━━ DATA ENTRIES
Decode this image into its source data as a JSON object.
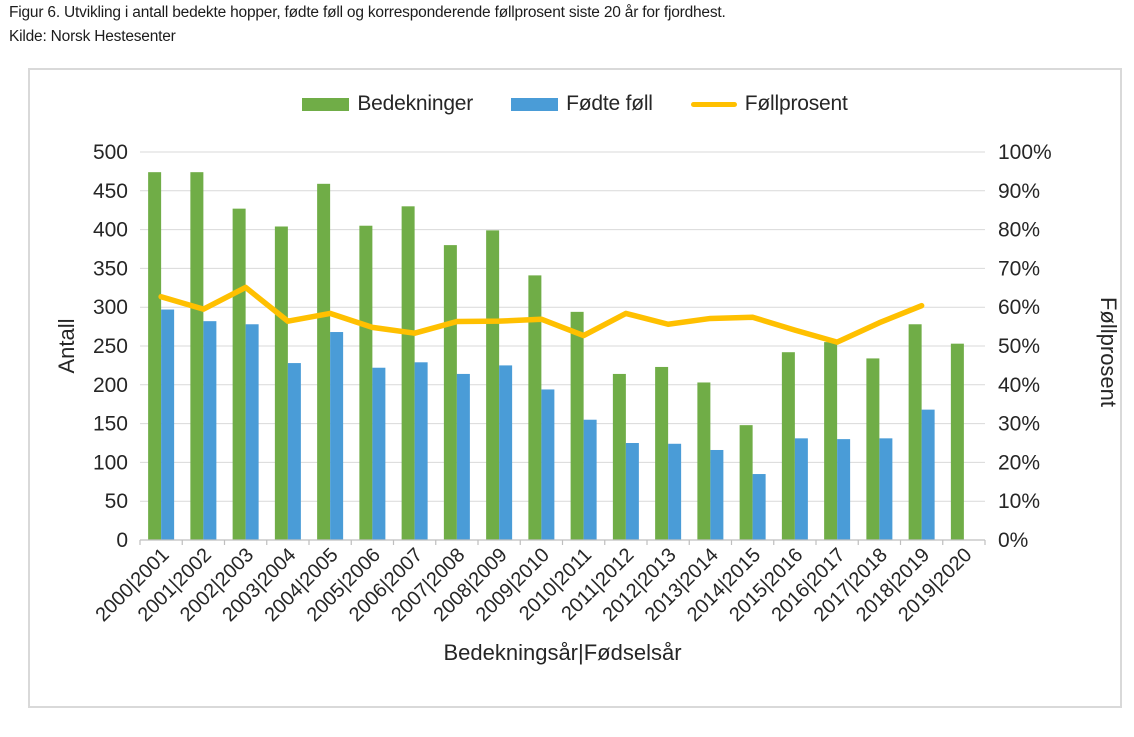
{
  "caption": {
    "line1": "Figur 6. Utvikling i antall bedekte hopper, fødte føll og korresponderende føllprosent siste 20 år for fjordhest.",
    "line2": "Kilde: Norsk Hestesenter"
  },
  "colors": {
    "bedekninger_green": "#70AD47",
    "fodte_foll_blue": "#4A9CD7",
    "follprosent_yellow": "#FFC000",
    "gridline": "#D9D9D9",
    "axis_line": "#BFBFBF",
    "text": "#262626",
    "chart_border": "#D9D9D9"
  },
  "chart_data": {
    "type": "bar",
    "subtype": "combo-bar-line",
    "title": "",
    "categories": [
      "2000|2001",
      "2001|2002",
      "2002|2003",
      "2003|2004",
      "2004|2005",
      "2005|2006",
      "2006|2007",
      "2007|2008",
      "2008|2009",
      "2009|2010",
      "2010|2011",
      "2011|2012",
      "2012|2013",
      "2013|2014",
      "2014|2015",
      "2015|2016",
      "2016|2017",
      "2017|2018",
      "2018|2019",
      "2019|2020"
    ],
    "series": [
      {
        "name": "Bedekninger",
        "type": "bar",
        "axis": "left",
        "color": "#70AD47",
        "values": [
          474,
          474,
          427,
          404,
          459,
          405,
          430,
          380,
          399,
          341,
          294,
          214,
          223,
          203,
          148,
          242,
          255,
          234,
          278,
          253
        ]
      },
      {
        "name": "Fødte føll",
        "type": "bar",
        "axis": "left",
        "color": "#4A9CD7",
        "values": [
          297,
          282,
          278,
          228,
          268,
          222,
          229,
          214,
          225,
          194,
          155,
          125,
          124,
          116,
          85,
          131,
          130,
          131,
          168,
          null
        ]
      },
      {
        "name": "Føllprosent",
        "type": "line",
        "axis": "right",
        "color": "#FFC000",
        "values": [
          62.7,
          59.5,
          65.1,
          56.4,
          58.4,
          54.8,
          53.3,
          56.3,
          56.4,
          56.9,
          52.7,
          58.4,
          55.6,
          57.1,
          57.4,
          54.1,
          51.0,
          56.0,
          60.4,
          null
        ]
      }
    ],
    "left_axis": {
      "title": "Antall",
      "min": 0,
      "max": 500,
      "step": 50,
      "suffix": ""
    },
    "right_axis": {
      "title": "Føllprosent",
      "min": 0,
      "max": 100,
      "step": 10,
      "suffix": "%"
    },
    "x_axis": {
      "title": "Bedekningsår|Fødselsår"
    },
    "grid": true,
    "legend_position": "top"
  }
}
━━━━
━━ DATA ENTRIES
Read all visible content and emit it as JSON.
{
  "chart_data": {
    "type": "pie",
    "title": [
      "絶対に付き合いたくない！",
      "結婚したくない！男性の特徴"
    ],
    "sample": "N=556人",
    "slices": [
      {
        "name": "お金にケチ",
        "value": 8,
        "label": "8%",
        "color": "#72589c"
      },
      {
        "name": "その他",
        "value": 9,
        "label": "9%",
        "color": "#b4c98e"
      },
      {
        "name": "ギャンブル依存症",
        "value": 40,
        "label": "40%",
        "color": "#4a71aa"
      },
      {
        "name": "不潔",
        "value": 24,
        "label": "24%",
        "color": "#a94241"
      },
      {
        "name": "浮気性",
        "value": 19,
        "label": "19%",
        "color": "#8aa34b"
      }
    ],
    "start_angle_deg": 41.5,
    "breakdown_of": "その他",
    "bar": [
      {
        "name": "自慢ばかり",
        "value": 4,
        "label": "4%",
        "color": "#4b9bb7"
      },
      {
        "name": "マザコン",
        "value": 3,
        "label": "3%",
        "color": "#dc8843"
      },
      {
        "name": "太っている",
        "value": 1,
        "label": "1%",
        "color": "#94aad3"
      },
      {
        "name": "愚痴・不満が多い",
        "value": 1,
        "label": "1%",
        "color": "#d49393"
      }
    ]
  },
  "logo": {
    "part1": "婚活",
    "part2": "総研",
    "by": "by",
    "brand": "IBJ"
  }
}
━━━━
## [EXERCISE]
Copy out every line with the word "label".

## [RESPONSE]
        "label": "8%",
        "label": "9%",
        "label": "40%",
        "label": "24%",
        "label": "19%",
        "label": "4%",
        "label": "3%",
        "label": "1%",
        "label": "1%",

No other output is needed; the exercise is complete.